Stored dataset items:
==============================
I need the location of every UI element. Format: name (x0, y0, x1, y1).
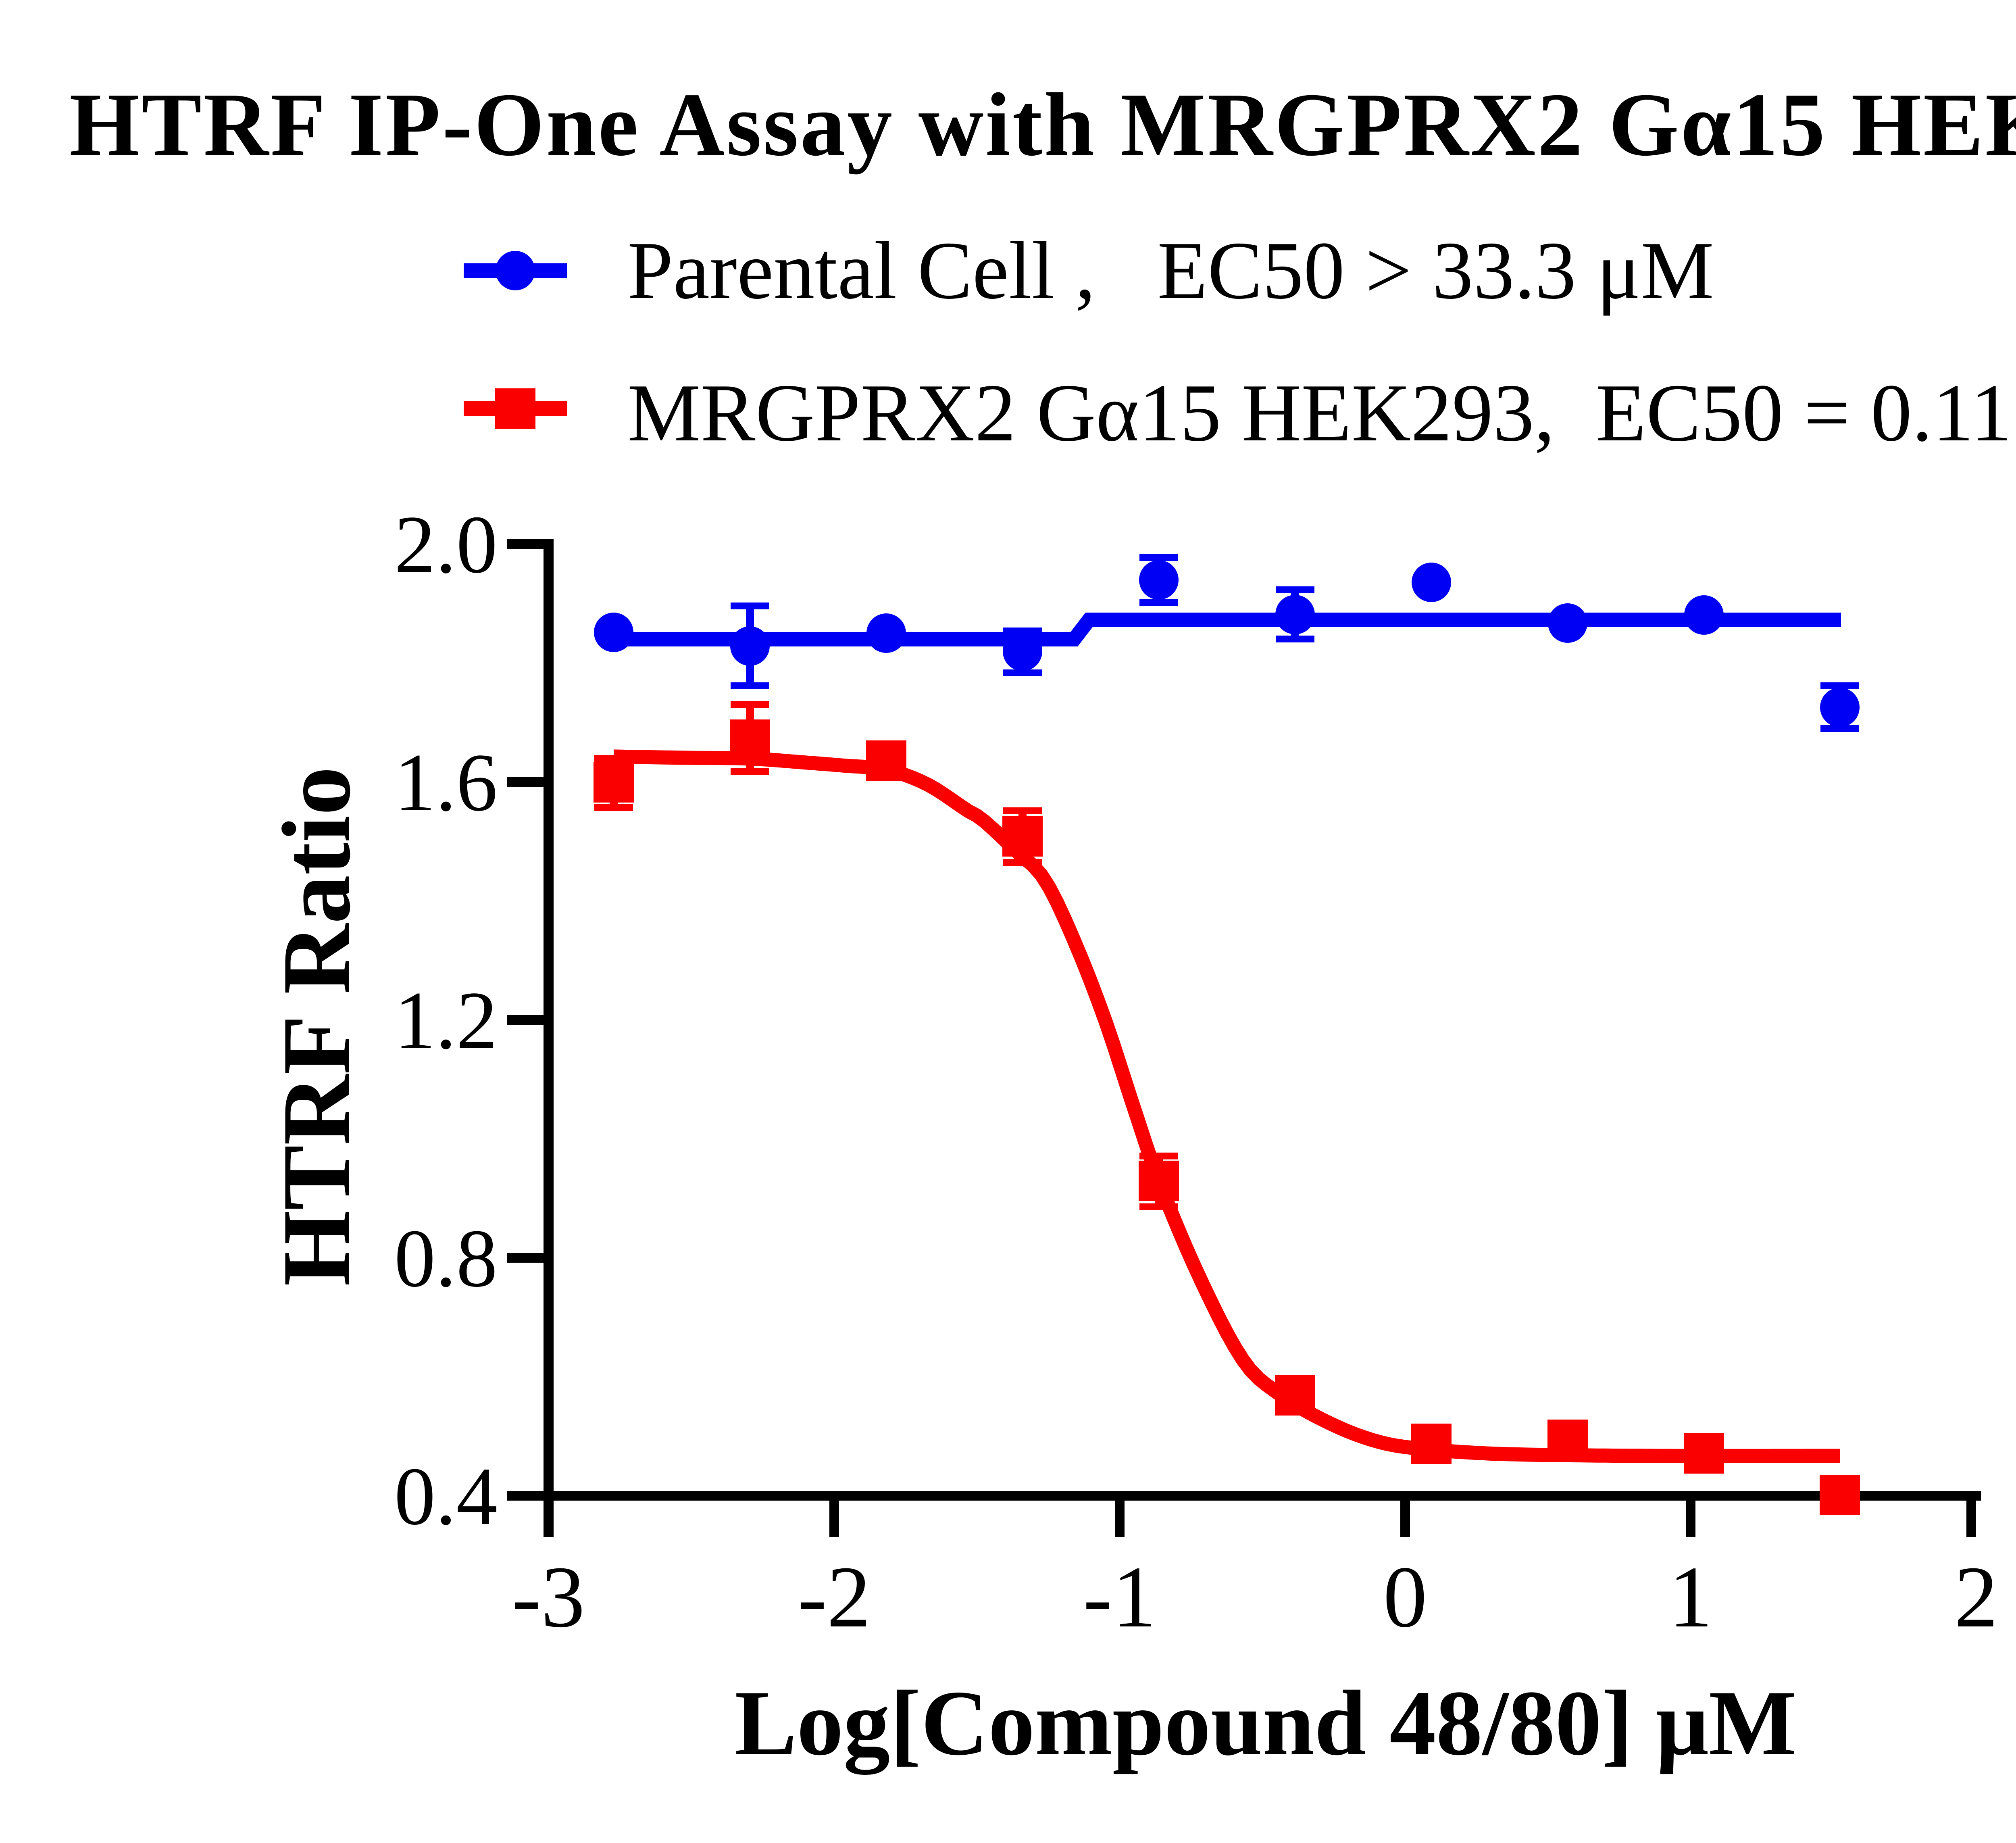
svg-text:2: 2 (1954, 1549, 1998, 1646)
svg-text:Parental Cell , EC50 > 33.3: Parental Cell , EC50 > 33.3 μM (627, 225, 1714, 316)
svg-text:0.4: 0.4 (394, 1451, 498, 1542)
svg-text:-2: -2 (798, 1549, 871, 1646)
svg-text:0.8: 0.8 (394, 1213, 498, 1304)
svg-text:Log[Compound 48/80] μM: Log[Compound 48/80] μM (735, 1671, 1797, 1775)
svg-text:HTRF Ratio: HTRF Ratio (262, 767, 371, 1286)
svg-text:1.6: 1.6 (394, 737, 498, 828)
svg-text:2.0: 2.0 (394, 499, 498, 590)
svg-text:MRGPRX2 Gα15 HEK293, EC50 = 0: MRGPRX2 Gα15 HEK293, EC50 = 0.11 μM (627, 367, 2016, 459)
svg-text:-1: -1 (1083, 1549, 1156, 1646)
svg-text:1: 1 (1669, 1549, 1713, 1646)
svg-text:HTRF IP-One Assay with MRGPRX2: HTRF IP-One Assay with MRGPRX2 Gα15 HEK2… (69, 60, 2016, 175)
svg-text:0: 0 (1383, 1549, 1427, 1646)
svg-text:1.2: 1.2 (394, 975, 498, 1066)
svg-text:-3: -3 (512, 1549, 585, 1646)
==============================
* **Aim of the exercise**
Full copy, no pictures: write out each line of the data exactly as it stands.

* **Exercise result**
I need the location of every UI element. Format: name (x0, y0, x1, y1).
svg-text:2: 2 (1954, 1549, 1998, 1646)
svg-text:Parental Cell , EC50 > 33.3: Parental Cell , EC50 > 33.3 μM (627, 225, 1714, 316)
svg-text:0.4: 0.4 (394, 1451, 498, 1542)
svg-text:-2: -2 (798, 1549, 871, 1646)
svg-text:0.8: 0.8 (394, 1213, 498, 1304)
svg-text:Log[Compound 48/80] μM: Log[Compound 48/80] μM (735, 1671, 1797, 1775)
svg-text:HTRF Ratio: HTRF Ratio (262, 767, 371, 1286)
svg-text:1.6: 1.6 (394, 737, 498, 828)
svg-text:2.0: 2.0 (394, 499, 498, 590)
svg-text:MRGPRX2 Gα15 HEK293, EC50 = 0: MRGPRX2 Gα15 HEK293, EC50 = 0.11 μM (627, 367, 2016, 459)
svg-text:-1: -1 (1083, 1549, 1156, 1646)
svg-text:1: 1 (1669, 1549, 1713, 1646)
svg-text:HTRF IP-One Assay with MRGPRX2: HTRF IP-One Assay with MRGPRX2 Gα15 HEK2… (69, 60, 2016, 175)
svg-text:0: 0 (1383, 1549, 1427, 1646)
svg-text:1.2: 1.2 (394, 975, 498, 1066)
svg-text:-3: -3 (512, 1549, 585, 1646)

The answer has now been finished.